## BEGIN DATA SHOWN

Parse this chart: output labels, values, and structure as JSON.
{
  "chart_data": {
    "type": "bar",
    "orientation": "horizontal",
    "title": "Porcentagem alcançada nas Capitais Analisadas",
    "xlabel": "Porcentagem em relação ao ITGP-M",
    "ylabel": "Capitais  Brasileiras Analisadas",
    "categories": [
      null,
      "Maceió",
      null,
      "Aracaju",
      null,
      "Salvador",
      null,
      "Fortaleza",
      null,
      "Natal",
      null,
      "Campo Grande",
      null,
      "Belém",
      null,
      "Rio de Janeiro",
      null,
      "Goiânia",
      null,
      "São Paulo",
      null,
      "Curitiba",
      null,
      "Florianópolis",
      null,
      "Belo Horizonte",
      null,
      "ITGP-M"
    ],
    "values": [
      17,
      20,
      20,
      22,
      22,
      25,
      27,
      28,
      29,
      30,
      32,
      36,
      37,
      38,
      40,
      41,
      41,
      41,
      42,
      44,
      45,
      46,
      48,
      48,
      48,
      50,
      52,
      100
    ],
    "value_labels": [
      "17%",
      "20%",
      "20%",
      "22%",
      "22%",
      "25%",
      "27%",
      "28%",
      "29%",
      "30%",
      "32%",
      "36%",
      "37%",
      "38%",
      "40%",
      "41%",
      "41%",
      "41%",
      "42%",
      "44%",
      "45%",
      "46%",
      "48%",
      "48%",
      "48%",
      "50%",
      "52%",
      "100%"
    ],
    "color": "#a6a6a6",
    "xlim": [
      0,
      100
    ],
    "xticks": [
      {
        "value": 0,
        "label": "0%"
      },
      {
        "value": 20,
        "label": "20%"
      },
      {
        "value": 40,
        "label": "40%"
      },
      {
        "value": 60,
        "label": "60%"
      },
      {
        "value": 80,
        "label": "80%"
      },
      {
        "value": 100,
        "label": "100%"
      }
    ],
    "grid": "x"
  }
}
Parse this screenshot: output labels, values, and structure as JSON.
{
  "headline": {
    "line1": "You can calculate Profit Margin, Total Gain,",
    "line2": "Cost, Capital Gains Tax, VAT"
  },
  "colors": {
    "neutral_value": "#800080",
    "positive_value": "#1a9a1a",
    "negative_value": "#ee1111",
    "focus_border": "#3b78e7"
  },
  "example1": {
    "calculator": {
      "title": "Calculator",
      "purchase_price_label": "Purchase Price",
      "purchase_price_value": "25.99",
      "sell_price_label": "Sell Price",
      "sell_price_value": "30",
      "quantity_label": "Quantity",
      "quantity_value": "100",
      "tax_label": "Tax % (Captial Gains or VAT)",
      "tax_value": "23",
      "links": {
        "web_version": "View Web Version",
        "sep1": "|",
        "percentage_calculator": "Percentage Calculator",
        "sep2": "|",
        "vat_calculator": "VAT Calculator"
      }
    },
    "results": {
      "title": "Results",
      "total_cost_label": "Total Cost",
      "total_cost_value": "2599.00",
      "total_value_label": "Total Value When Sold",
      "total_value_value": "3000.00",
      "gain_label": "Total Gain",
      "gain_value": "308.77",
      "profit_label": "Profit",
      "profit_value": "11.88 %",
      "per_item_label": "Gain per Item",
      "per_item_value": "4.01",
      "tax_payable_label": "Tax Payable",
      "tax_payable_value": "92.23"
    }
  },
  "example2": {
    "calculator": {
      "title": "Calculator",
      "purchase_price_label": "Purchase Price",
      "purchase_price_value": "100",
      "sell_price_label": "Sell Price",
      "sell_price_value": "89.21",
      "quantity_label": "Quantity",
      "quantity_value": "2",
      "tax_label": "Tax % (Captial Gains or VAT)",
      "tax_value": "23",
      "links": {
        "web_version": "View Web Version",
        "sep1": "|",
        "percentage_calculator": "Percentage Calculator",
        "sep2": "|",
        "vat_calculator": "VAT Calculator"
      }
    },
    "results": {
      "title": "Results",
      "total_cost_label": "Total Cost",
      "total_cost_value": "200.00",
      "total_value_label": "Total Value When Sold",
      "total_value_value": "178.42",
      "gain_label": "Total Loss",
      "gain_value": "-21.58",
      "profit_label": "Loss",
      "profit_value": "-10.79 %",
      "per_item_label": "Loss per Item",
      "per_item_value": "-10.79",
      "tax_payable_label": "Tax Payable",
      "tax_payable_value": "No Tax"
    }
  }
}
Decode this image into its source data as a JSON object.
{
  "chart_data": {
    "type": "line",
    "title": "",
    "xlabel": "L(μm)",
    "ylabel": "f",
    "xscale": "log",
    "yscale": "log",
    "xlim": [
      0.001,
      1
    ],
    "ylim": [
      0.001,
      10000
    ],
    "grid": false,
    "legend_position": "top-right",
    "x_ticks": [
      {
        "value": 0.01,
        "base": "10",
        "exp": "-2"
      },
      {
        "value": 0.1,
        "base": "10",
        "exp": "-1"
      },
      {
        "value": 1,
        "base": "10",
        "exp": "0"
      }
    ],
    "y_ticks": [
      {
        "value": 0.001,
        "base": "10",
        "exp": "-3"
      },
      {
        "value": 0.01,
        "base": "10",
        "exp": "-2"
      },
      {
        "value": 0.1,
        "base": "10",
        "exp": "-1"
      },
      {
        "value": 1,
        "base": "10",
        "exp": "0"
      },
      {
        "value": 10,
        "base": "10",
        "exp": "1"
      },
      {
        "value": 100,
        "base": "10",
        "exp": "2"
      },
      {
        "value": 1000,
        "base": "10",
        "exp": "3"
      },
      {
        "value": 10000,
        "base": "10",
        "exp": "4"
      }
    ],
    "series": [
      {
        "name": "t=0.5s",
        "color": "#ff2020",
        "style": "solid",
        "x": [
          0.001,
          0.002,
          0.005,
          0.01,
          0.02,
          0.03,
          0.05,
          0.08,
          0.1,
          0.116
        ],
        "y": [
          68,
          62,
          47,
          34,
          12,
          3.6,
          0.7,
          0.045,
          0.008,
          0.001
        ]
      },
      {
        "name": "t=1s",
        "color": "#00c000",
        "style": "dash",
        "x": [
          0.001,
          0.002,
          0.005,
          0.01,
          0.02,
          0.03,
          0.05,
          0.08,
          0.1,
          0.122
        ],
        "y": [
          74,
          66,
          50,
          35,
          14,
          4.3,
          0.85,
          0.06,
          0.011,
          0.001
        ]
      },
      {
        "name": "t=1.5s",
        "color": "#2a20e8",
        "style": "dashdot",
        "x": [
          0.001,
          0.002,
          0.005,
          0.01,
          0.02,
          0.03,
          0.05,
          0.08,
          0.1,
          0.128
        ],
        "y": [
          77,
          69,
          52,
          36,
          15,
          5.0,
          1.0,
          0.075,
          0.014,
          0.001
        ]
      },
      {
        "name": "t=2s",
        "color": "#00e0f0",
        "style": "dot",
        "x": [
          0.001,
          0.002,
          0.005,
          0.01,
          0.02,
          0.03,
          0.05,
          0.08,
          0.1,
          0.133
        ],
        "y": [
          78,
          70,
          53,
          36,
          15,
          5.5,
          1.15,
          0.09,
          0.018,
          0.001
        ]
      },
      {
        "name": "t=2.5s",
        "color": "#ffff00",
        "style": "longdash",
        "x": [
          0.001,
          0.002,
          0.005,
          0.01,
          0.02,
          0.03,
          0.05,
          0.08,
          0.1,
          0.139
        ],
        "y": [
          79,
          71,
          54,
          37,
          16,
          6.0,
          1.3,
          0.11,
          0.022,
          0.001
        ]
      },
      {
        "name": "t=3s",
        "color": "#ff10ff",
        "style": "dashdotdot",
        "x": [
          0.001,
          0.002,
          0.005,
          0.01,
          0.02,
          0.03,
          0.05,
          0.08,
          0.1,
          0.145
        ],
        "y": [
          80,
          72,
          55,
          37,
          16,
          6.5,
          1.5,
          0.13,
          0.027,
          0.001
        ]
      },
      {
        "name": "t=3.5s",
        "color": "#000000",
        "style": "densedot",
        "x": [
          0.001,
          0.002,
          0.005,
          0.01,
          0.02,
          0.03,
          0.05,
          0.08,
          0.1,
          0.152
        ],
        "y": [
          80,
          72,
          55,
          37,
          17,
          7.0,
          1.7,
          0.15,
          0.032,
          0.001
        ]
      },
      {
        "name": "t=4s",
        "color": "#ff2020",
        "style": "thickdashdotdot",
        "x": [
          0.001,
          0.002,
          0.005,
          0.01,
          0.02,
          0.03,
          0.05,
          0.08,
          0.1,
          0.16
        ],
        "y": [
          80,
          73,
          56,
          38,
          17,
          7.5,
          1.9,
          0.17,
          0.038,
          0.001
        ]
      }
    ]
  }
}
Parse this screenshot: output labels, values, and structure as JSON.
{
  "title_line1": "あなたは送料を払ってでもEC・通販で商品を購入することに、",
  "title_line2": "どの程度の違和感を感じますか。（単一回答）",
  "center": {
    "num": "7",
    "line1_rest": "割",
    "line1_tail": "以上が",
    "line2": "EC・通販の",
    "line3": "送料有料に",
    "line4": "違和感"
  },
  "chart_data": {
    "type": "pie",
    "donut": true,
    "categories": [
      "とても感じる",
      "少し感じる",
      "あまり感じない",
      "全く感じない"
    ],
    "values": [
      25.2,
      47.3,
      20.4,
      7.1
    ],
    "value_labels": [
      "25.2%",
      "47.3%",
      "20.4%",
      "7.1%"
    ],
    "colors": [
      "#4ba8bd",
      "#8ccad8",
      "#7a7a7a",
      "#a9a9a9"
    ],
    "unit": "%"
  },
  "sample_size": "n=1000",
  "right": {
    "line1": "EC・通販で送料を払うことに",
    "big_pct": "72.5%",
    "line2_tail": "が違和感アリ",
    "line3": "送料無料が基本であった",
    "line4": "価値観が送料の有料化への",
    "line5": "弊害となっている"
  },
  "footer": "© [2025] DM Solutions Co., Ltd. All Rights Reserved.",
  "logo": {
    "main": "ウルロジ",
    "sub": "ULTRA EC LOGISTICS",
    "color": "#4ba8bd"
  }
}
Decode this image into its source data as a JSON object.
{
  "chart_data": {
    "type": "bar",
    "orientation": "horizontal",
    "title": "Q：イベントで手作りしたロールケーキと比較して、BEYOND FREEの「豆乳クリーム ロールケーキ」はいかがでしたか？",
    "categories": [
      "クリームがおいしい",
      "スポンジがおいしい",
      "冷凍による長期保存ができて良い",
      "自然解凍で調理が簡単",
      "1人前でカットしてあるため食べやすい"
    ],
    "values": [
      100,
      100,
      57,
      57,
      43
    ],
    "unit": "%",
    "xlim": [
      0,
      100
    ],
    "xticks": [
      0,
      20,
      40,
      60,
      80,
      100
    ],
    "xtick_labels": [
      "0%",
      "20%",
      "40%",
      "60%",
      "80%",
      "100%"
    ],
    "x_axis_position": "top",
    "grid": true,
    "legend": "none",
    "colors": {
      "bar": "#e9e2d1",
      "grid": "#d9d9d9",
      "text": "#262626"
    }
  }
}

## END DATA SHOWN

INSTRUCTION – Select every line of the records holding the string "style".

RESULT FOR THIS TASK –
        "style": "solid",
        "style": "dash",
        "style": "dashdot",
        "style": "dot",
        "style": "longdash",
        "style": "dashdotdot",
        "style": "densedot",
        "style": "thickdashdotdot",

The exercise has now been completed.